What you should do
Reproduce all of the data word for word.

Data for this exercise
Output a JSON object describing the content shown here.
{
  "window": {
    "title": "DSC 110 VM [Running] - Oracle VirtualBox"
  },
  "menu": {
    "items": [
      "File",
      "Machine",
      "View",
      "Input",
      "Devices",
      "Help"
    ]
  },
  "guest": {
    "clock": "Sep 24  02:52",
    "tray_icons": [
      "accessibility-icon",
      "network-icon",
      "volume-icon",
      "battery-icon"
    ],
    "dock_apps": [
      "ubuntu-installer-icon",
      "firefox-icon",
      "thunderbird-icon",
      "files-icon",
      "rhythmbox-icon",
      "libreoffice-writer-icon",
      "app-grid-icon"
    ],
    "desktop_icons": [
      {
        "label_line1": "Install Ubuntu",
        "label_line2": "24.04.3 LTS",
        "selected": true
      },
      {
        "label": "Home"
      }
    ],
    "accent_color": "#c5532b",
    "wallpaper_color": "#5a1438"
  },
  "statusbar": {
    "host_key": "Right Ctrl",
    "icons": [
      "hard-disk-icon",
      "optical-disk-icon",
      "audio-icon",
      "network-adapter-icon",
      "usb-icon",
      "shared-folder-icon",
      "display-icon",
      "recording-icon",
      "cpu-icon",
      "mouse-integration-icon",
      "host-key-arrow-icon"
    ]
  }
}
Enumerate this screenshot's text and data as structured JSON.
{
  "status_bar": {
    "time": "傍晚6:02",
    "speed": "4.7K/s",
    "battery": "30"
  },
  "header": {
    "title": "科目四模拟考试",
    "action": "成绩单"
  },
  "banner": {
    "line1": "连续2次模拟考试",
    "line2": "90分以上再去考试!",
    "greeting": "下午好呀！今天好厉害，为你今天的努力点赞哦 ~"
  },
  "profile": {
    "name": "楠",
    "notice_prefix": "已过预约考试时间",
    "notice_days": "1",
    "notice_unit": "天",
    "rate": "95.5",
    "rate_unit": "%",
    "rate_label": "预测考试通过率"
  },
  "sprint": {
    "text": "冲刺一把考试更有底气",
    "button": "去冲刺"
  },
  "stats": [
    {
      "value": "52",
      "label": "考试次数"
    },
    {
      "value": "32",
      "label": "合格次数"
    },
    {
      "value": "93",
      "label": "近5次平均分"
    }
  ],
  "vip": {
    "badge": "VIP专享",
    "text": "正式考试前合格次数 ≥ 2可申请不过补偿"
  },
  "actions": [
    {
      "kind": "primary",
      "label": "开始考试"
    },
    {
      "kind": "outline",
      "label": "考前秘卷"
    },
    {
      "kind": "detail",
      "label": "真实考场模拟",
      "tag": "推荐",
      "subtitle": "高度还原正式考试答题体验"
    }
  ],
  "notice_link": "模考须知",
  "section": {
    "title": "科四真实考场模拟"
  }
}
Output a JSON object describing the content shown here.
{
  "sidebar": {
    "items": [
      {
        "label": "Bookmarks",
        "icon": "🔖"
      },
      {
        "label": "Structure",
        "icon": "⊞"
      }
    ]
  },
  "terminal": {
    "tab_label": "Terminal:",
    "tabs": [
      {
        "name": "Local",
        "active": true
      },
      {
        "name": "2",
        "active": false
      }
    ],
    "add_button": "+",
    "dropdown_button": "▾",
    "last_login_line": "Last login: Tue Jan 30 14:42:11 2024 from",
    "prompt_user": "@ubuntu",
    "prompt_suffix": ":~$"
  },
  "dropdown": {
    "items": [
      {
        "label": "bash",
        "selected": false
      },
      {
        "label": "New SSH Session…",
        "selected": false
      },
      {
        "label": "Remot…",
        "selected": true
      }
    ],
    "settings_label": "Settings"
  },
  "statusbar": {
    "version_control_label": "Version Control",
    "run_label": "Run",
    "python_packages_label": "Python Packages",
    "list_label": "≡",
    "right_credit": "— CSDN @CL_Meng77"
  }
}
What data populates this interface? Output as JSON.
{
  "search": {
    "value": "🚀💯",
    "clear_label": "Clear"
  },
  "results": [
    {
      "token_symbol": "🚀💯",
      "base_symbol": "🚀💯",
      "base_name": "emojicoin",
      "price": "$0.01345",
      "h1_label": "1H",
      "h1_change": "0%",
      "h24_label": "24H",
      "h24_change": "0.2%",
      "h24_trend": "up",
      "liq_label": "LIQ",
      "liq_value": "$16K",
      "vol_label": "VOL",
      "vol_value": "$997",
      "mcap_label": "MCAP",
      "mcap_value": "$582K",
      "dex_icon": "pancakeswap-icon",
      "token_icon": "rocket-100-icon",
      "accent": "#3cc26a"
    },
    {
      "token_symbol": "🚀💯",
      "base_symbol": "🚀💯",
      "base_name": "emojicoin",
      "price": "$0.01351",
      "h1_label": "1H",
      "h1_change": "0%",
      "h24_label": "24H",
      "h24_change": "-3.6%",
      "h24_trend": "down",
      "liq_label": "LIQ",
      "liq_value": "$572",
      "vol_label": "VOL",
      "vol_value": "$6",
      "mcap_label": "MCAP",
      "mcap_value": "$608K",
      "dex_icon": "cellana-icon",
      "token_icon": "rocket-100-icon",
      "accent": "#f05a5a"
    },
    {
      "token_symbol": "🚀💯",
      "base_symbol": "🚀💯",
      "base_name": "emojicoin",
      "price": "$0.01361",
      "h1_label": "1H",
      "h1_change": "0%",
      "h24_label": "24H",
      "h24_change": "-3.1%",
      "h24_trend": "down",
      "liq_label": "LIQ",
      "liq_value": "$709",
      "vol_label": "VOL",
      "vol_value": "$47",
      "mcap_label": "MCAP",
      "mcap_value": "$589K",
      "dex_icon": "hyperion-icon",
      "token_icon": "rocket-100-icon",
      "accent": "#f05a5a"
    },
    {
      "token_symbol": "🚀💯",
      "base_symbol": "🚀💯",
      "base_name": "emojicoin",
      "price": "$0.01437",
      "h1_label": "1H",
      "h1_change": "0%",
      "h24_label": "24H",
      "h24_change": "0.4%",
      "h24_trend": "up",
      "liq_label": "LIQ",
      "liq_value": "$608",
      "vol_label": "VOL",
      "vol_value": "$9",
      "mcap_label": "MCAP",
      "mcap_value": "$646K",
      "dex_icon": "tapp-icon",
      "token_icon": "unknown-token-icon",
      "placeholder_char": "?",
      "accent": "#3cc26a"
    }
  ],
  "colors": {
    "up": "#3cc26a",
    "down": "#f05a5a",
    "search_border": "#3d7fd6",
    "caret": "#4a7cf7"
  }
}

Exercise response
Output a JSON object describing the content shown here.
{
  "window": {
    "title": "DSC 110 VM [Running] - Oracle VirtualBox"
  },
  "menu": {
    "items": [
      "File",
      "Machine",
      "View",
      "Input",
      "Devices",
      "Help"
    ]
  },
  "guest": {
    "clock": "Sep 24  02:52",
    "tray_icons": [
      "accessibility-icon",
      "network-icon",
      "volume-icon",
      "battery-icon"
    ],
    "dock_apps": [
      "ubuntu-installer-icon",
      "firefox-icon",
      "thunderbird-icon",
      "files-icon",
      "rhythmbox-icon",
      "libreoffice-writer-icon",
      "app-grid-icon"
    ],
    "desktop_icons": [
      {
        "label_line1": "Install Ubuntu",
        "label_line2": "24.04.3 LTS",
        "selected": true
      },
      {
        "label": "Home"
      }
    ],
    "accent_color": "#c5532b",
    "wallpaper_color": "#5a1438"
  },
  "statusbar": {
    "host_key": "Right Ctrl",
    "icons": [
      "hard-disk-icon",
      "optical-disk-icon",
      "audio-icon",
      "network-adapter-icon",
      "usb-icon",
      "shared-folder-icon",
      "display-icon",
      "recording-icon",
      "cpu-icon",
      "mouse-integration-icon",
      "host-key-arrow-icon"
    ]
  }
}
Enumerate this screenshot's text and data as structured JSON.
{
  "status_bar": {
    "time": "傍晚6:02",
    "speed": "4.7K/s",
    "battery": "30"
  },
  "header": {
    "title": "科目四模拟考试",
    "action": "成绩单"
  },
  "banner": {
    "line1": "连续2次模拟考试",
    "line2": "90分以上再去考试!",
    "greeting": "下午好呀！今天好厉害，为你今天的努力点赞哦 ~"
  },
  "profile": {
    "name": "楠",
    "notice_prefix": "已过预约考试时间",
    "notice_days": "1",
    "notice_unit": "天",
    "rate": "95.5",
    "rate_unit": "%",
    "rate_label": "预测考试通过率"
  },
  "sprint": {
    "text": "冲刺一把考试更有底气",
    "button": "去冲刺"
  },
  "stats": [
    {
      "value": "52",
      "label": "考试次数"
    },
    {
      "value": "32",
      "label": "合格次数"
    },
    {
      "value": "93",
      "label": "近5次平均分"
    }
  ],
  "vip": {
    "badge": "VIP专享",
    "text": "正式考试前合格次数 ≥ 2可申请不过补偿"
  },
  "actions": [
    {
      "kind": "primary",
      "label": "开始考试"
    },
    {
      "kind": "outline",
      "label": "考前秘卷"
    },
    {
      "kind": "detail",
      "label": "真实考场模拟",
      "tag": "推荐",
      "subtitle": "高度还原正式考试答题体验"
    }
  ],
  "notice_link": "模考须知",
  "section": {
    "title": "科四真实考场模拟"
  }
}
Output a JSON object describing the content shown here.
{
  "sidebar": {
    "items": [
      {
        "label": "Bookmarks",
        "icon": "🔖"
      },
      {
        "label": "Structure",
        "icon": "⊞"
      }
    ]
  },
  "terminal": {
    "tab_label": "Terminal:",
    "tabs": [
      {
        "name": "Local",
        "active": true
      },
      {
        "name": "2",
        "active": false
      }
    ],
    "add_button": "+",
    "dropdown_button": "▾",
    "last_login_line": "Last login: Tue Jan 30 14:42:11 2024 from",
    "prompt_user": "@ubuntu",
    "prompt_suffix": ":~$"
  },
  "dropdown": {
    "items": [
      {
        "label": "bash",
        "selected": false
      },
      {
        "label": "New SSH Session…",
        "selected": false
      },
      {
        "label": "Remot…",
        "selected": true
      }
    ],
    "settings_label": "Settings"
  },
  "statusbar": {
    "version_control_label": "Version Control",
    "run_label": "Run",
    "python_packages_label": "Python Packages",
    "list_label": "≡",
    "right_credit": "— CSDN @CL_Meng77"
  }
}
What data populates this interface? Output as JSON.
{
  "search": {
    "value": "🚀💯",
    "clear_label": "Clear"
  },
  "results": [
    {
      "token_symbol": "🚀💯",
      "base_symbol": "🚀💯",
      "base_name": "emojicoin",
      "price": "$0.01345",
      "h1_label": "1H",
      "h1_change": "0%",
      "h24_label": "24H",
      "h24_change": "0.2%",
      "h24_trend": "up",
      "liq_label": "LIQ",
      "liq_value": "$16K",
      "vol_label": "VOL",
      "vol_value": "$997",
      "mcap_label": "MCAP",
      "mcap_value": "$582K",
      "dex_icon": "pancakeswap-icon",
      "token_icon": "rocket-100-icon",
      "accent": "#3cc26a"
    },
    {
      "token_symbol": "🚀💯",
      "base_symbol": "🚀💯",
      "base_name": "emojicoin",
      "price": "$0.01351",
      "h1_label": "1H",
      "h1_change": "0%",
      "h24_label": "24H",
      "h24_change": "-3.6%",
      "h24_trend": "down",
      "liq_label": "LIQ",
      "liq_value": "$572",
      "vol_label": "VOL",
      "vol_value": "$6",
      "mcap_label": "MCAP",
      "mcap_value": "$608K",
      "dex_icon": "cellana-icon",
      "token_icon": "rocket-100-icon",
      "accent": "#f05a5a"
    },
    {
      "token_symbol": "🚀💯",
      "base_symbol": "🚀💯",
      "base_name": "emojicoin",
      "price": "$0.01361",
      "h1_label": "1H",
      "h1_change": "0%",
      "h24_label": "24H",
      "h24_change": "-3.1%",
      "h24_trend": "down",
      "liq_label": "LIQ",
      "liq_value": "$709",
      "vol_label": "VOL",
      "vol_value": "$47",
      "mcap_label": "MCAP",
      "mcap_value": "$589K",
      "dex_icon": "hyperion-icon",
      "token_icon": "rocket-100-icon",
      "accent": "#f05a5a"
    },
    {
      "token_symbol": "🚀💯",
      "base_symbol": "🚀💯",
      "base_name": "emojicoin",
      "price": "$0.01437",
      "h1_label": "1H",
      "h1_change": "0%",
      "h24_label": "24H",
      "h24_change": "0.4%",
      "h24_trend": "up",
      "liq_label": "LIQ",
      "liq_value": "$608",
      "vol_label": "VOL",
      "vol_value": "$9",
      "mcap_label": "MCAP",
      "mcap_value": "$646K",
      "dex_icon": "tapp-icon",
      "token_icon": "unknown-token-icon",
      "placeholder_char": "?",
      "accent": "#3cc26a"
    }
  ],
  "colors": {
    "up": "#3cc26a",
    "down": "#f05a5a",
    "search_border": "#3d7fd6",
    "caret": "#4a7cf7"
  }
}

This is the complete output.